**Data section**
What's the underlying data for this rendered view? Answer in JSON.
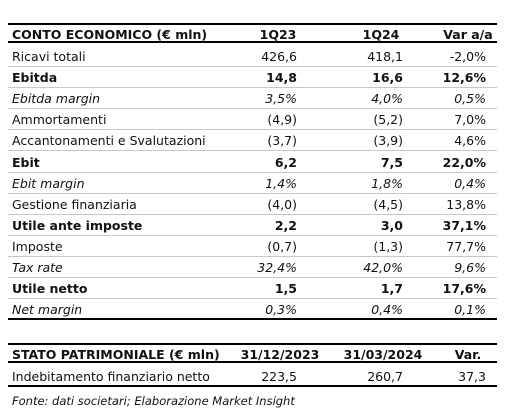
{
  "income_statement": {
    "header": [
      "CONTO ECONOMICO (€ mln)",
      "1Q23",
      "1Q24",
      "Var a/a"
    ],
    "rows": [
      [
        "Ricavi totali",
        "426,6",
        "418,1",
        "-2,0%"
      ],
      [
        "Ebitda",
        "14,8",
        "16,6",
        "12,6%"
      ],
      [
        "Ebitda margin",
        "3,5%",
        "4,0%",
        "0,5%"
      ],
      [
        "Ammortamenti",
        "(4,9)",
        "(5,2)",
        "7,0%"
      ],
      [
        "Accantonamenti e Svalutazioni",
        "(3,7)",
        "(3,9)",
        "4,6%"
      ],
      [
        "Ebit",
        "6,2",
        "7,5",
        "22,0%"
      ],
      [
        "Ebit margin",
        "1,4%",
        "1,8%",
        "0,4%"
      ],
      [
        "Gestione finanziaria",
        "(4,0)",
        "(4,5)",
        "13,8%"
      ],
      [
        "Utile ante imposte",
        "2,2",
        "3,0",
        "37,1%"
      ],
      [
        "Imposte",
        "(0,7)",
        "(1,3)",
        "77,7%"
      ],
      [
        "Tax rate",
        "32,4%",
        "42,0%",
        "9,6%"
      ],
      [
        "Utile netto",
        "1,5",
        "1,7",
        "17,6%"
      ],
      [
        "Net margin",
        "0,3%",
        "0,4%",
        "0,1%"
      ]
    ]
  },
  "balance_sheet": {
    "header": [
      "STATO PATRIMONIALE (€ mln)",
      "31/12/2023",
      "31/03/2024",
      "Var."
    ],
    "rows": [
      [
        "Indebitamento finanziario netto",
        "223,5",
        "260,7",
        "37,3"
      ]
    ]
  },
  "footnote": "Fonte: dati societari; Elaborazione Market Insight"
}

--

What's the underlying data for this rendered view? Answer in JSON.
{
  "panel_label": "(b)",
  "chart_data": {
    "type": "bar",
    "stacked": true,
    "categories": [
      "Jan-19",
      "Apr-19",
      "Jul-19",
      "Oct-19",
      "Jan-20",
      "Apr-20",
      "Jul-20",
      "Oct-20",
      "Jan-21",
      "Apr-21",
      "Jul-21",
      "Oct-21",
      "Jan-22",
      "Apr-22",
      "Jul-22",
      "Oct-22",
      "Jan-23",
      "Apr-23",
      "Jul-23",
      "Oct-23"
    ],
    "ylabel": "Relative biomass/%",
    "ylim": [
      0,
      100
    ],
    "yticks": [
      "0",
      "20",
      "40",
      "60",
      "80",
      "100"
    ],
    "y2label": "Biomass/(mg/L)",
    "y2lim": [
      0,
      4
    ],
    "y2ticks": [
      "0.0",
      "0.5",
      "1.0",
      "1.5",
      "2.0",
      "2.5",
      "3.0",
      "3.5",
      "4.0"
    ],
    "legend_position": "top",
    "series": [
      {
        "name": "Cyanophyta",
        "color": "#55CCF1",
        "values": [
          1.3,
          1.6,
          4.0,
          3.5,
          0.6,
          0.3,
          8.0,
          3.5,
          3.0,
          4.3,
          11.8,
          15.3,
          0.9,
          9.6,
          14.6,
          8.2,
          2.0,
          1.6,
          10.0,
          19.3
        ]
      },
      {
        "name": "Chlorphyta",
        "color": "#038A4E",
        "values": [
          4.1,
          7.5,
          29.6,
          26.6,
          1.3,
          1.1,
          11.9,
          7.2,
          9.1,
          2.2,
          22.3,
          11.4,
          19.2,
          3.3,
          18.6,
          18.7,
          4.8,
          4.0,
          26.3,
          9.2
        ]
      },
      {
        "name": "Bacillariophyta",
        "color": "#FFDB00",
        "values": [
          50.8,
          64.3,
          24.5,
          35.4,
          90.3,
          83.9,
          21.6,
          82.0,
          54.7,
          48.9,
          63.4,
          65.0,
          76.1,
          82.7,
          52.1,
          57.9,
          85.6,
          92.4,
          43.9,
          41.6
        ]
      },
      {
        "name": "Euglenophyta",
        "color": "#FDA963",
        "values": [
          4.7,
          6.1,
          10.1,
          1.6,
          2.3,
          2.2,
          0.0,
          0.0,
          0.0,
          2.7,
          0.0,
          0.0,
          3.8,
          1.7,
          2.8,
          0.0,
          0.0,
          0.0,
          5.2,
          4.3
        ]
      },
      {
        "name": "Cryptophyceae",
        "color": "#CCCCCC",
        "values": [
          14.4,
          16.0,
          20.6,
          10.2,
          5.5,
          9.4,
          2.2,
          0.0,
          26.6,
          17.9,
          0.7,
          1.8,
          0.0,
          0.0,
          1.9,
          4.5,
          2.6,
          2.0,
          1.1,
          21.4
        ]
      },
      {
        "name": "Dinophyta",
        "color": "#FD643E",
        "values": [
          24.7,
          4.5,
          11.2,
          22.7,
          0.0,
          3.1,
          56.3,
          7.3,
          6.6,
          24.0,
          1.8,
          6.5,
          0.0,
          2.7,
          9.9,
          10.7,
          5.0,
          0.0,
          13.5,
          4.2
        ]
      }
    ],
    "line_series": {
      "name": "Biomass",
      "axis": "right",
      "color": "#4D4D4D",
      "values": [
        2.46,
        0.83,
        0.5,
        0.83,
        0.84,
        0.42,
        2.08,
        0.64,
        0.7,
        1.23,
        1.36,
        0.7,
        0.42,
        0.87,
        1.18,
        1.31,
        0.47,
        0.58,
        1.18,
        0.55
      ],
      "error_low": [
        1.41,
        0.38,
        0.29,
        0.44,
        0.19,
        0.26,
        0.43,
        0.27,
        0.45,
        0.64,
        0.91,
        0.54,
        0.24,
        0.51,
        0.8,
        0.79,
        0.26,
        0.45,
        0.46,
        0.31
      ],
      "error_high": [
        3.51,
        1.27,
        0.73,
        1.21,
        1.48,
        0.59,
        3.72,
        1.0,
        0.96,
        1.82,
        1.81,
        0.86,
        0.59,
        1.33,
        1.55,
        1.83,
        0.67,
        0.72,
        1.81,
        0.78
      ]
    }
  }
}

**Job**
Copy each line of the listing that includes "margin".

**Response**
        "Ebitda margin",
        "Ebit margin",
        "Net margin",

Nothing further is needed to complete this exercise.